-- START --

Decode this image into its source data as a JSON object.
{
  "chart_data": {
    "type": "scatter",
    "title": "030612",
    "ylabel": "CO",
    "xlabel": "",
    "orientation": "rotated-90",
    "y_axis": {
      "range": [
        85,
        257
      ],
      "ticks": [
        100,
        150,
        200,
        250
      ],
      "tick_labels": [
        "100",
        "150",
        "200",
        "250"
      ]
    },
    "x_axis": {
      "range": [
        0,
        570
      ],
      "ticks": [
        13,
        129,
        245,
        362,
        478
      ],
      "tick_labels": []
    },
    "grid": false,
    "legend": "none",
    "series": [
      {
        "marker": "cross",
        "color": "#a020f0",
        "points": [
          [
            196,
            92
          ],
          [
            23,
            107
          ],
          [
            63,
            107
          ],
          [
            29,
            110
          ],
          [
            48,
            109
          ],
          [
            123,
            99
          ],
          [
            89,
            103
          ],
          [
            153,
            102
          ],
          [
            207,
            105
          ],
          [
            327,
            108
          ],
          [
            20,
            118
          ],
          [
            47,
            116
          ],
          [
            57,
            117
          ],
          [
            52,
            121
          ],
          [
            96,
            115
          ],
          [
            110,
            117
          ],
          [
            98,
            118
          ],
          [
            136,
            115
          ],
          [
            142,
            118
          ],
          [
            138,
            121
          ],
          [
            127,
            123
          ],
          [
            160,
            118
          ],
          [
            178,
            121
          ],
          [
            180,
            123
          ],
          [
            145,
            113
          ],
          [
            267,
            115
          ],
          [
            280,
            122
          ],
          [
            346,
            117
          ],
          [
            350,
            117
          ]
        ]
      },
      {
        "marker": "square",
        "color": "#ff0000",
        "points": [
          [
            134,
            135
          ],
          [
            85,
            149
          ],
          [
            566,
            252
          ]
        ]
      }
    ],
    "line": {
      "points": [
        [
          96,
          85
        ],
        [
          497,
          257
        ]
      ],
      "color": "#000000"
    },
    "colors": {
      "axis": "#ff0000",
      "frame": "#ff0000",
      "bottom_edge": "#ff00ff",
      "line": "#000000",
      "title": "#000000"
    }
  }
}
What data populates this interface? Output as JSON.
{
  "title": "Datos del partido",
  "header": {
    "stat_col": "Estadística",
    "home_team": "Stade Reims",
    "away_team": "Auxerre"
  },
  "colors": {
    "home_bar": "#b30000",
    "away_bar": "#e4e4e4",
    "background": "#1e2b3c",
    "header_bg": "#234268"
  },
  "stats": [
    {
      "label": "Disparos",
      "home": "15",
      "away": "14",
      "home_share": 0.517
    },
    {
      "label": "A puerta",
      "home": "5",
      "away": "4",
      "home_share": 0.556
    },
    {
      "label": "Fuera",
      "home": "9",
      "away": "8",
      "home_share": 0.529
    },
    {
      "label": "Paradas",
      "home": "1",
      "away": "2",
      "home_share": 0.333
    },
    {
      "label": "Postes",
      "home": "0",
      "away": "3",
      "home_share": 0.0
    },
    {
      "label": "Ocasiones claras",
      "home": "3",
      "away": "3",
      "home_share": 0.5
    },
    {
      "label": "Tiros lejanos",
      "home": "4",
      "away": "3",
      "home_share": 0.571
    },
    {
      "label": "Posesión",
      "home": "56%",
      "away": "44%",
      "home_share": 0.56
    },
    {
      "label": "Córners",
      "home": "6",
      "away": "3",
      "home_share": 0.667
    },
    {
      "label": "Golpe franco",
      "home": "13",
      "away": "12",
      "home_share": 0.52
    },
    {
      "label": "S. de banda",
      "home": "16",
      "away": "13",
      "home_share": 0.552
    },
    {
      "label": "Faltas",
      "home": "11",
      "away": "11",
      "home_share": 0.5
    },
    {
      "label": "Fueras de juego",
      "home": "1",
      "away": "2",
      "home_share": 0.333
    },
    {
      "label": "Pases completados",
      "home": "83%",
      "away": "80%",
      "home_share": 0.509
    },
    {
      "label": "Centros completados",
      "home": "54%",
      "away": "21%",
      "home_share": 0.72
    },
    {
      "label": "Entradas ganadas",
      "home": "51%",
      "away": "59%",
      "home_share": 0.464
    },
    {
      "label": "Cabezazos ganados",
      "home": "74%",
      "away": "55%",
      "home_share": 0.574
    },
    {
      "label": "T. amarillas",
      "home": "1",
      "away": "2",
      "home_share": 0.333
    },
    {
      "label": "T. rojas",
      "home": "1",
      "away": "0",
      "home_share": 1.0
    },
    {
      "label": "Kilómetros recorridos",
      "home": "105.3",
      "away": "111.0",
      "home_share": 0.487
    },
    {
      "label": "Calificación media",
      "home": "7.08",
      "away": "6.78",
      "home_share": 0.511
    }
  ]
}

-- END --

EXERCISE AIM: From the listing above, copy all lines holding the word "this".

REPLY:
Decode this image into its source data as a JSON object.
What data populates this interface? Output as JSON.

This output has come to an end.